┏━━
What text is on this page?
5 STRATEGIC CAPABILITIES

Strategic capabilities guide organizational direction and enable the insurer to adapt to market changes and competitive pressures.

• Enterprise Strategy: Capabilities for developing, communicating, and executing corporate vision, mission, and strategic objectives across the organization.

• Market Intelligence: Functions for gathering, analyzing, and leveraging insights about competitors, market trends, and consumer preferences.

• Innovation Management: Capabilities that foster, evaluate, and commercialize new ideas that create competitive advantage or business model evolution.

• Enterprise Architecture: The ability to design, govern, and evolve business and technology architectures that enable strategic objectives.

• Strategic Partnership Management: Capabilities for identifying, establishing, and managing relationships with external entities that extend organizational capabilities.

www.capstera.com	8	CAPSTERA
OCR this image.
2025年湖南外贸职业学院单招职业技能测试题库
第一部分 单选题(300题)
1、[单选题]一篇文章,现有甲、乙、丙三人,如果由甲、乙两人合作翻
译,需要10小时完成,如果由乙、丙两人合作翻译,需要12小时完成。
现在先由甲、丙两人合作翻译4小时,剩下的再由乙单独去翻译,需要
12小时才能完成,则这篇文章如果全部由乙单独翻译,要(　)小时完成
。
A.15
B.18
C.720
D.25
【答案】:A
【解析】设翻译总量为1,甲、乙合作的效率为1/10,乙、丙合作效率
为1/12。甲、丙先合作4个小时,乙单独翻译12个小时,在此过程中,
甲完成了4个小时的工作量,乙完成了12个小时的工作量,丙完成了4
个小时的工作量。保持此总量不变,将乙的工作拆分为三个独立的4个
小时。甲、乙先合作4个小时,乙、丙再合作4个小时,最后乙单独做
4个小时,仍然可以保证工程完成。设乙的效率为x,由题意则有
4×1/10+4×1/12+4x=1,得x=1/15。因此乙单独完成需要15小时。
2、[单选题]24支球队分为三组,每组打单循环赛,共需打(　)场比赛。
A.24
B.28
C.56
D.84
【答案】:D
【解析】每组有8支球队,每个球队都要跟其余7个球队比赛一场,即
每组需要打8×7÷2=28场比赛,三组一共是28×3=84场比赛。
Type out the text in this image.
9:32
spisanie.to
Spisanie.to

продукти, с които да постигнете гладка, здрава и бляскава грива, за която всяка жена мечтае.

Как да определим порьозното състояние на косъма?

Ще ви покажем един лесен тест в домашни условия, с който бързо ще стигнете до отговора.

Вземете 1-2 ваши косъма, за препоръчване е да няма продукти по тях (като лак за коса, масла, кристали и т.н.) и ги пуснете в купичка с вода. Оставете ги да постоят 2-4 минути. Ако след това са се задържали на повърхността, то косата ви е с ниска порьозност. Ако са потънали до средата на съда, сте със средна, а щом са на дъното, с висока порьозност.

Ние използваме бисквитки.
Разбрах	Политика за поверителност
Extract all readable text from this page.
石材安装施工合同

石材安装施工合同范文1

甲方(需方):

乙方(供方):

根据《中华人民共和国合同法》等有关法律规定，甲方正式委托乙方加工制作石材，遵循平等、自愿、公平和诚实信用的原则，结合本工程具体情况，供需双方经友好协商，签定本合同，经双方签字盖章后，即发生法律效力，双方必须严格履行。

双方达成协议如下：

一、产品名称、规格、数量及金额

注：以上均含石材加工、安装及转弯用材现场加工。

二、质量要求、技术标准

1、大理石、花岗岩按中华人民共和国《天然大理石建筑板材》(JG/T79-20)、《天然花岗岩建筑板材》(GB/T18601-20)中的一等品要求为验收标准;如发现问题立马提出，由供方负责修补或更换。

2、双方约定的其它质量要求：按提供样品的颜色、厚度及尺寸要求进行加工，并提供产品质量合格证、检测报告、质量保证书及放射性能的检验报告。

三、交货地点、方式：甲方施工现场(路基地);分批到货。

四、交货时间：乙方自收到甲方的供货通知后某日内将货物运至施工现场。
┗━━
Aim - Reproduce every line of the listing above in which the string "image" appears.

Answer in full -
OCR this image.
Type out the text in this image.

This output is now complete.